>> Begin Rows
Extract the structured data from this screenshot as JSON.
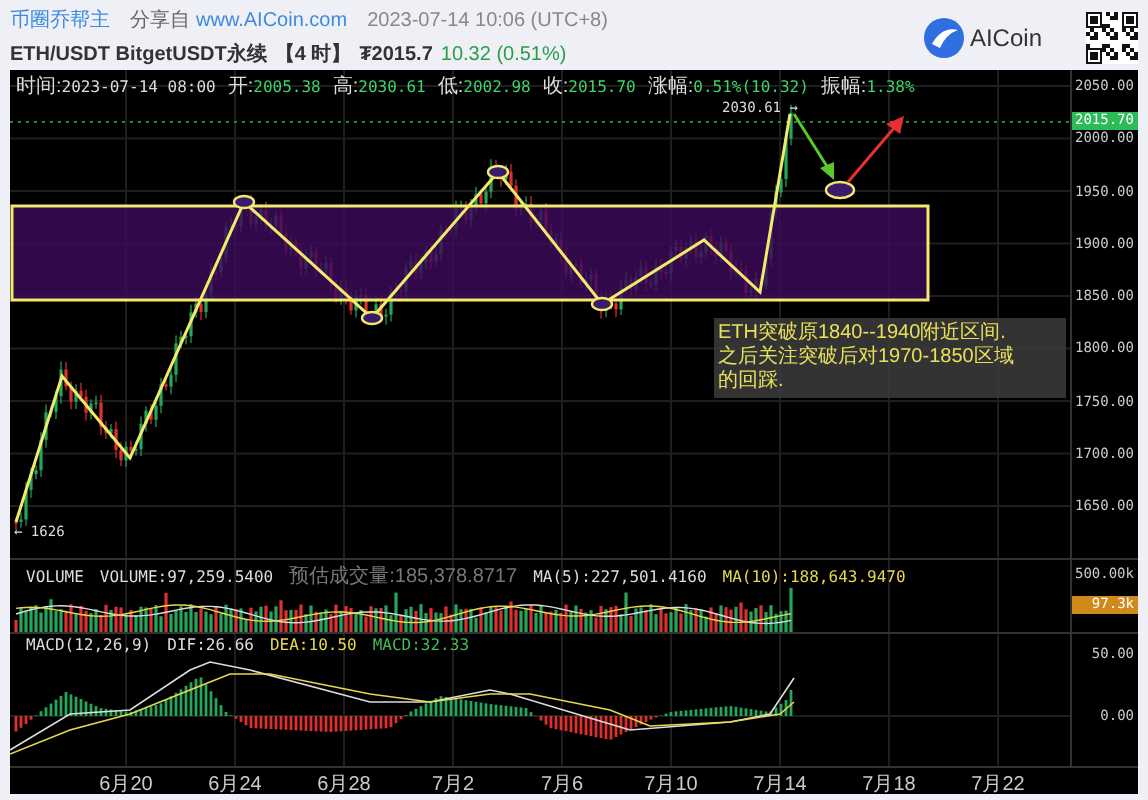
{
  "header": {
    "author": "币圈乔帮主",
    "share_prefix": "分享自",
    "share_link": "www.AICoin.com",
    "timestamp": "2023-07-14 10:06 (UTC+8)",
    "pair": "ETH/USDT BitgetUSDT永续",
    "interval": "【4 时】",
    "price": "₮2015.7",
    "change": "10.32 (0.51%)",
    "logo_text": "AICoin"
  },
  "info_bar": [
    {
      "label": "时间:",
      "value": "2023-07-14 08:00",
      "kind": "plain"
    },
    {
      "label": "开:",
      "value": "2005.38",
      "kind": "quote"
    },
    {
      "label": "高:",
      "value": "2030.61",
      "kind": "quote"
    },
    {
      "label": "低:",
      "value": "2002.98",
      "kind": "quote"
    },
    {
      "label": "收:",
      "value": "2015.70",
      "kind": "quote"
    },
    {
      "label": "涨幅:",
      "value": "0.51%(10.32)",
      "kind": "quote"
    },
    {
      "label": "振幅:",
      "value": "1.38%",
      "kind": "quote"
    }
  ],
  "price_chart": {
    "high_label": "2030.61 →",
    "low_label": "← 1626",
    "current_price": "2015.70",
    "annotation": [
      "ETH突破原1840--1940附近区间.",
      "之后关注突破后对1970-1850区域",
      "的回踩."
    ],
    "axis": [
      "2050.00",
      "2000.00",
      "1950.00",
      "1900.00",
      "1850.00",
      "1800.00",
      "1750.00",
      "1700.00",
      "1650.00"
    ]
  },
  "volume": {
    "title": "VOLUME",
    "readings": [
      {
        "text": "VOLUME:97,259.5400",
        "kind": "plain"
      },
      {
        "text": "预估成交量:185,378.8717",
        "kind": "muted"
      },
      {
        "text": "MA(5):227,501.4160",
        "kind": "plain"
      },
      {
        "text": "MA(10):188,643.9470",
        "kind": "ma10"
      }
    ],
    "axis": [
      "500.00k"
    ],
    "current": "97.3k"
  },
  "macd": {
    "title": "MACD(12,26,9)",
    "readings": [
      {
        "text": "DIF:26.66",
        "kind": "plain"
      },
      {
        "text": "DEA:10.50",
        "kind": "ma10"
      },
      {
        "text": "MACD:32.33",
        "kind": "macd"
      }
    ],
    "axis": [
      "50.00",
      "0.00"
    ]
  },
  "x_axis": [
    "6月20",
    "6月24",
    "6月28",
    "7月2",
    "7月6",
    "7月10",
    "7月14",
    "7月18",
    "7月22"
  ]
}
>> End Rows
>> Begin Rows
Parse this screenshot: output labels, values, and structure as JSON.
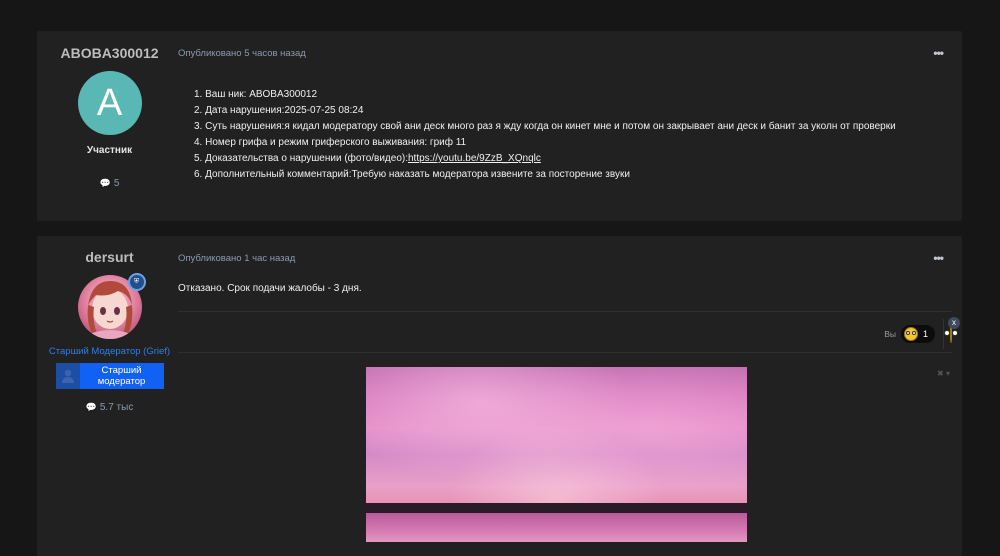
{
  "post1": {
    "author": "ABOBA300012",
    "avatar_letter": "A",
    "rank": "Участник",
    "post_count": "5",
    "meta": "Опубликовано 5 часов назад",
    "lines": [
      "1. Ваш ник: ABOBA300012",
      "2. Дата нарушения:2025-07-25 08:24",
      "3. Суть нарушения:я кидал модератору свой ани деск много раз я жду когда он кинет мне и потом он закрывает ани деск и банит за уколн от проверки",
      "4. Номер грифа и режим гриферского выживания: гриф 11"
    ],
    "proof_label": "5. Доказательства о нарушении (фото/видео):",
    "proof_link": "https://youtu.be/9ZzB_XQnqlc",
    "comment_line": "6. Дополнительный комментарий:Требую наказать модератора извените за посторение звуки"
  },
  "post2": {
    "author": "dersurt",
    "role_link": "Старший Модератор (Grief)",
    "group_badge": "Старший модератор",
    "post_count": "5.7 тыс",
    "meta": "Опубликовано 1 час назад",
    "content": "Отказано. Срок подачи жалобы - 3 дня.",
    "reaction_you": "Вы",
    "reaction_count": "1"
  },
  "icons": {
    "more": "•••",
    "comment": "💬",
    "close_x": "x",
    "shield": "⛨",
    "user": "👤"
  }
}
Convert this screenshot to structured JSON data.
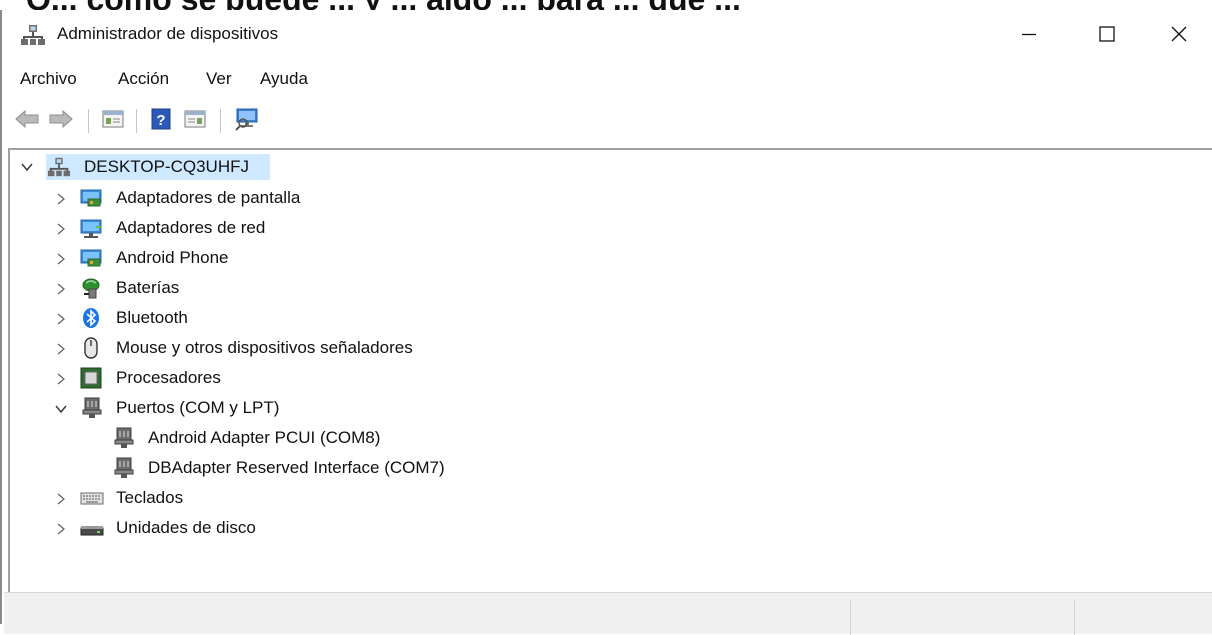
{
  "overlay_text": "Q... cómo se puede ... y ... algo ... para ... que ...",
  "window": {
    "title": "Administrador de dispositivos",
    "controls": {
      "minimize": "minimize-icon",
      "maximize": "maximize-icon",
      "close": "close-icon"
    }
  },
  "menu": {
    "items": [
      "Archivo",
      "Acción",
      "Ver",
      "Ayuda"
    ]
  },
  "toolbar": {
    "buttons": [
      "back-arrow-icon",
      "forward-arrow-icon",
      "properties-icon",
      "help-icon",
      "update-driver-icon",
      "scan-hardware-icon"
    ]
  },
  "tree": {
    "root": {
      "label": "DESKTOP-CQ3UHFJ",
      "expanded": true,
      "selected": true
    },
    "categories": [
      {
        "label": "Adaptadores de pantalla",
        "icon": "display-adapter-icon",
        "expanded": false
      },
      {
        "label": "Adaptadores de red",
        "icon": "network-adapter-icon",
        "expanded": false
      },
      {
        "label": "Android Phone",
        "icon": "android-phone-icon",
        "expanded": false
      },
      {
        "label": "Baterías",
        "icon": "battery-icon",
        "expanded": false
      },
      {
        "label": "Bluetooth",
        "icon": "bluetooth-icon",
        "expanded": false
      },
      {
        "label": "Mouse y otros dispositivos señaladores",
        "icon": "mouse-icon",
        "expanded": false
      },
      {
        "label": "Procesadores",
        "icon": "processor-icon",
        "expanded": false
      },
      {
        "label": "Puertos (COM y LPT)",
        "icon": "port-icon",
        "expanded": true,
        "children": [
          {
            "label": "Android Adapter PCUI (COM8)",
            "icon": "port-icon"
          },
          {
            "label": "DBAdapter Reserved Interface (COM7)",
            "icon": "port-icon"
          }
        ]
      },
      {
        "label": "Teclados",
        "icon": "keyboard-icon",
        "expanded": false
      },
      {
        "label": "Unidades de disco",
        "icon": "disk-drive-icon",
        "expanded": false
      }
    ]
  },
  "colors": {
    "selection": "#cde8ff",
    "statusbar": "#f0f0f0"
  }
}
>> End Rows
>> Begin Rows
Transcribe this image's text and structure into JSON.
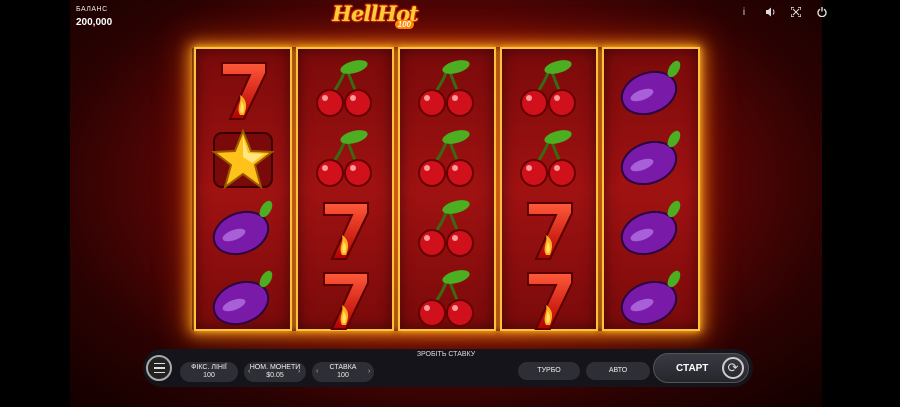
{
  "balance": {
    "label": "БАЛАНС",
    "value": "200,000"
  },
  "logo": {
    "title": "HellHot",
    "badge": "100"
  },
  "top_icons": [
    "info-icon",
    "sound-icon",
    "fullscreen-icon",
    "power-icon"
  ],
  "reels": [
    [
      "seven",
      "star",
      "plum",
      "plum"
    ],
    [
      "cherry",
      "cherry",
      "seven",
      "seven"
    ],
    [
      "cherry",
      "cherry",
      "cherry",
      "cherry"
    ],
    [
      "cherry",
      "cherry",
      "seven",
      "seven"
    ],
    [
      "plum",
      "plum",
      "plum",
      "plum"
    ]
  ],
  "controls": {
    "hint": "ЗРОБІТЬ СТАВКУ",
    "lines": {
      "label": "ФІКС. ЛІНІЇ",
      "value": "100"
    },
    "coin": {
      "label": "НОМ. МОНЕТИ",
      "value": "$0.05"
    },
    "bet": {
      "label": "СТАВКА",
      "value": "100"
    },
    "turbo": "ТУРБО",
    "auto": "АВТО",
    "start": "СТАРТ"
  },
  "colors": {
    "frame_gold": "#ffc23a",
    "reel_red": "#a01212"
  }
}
>> End Rows
__Objective__. Identify every line holding the word "true" and copy it out.

__Answer in full__.
      "expanded": true,
      "selected": true
        "expanded": true,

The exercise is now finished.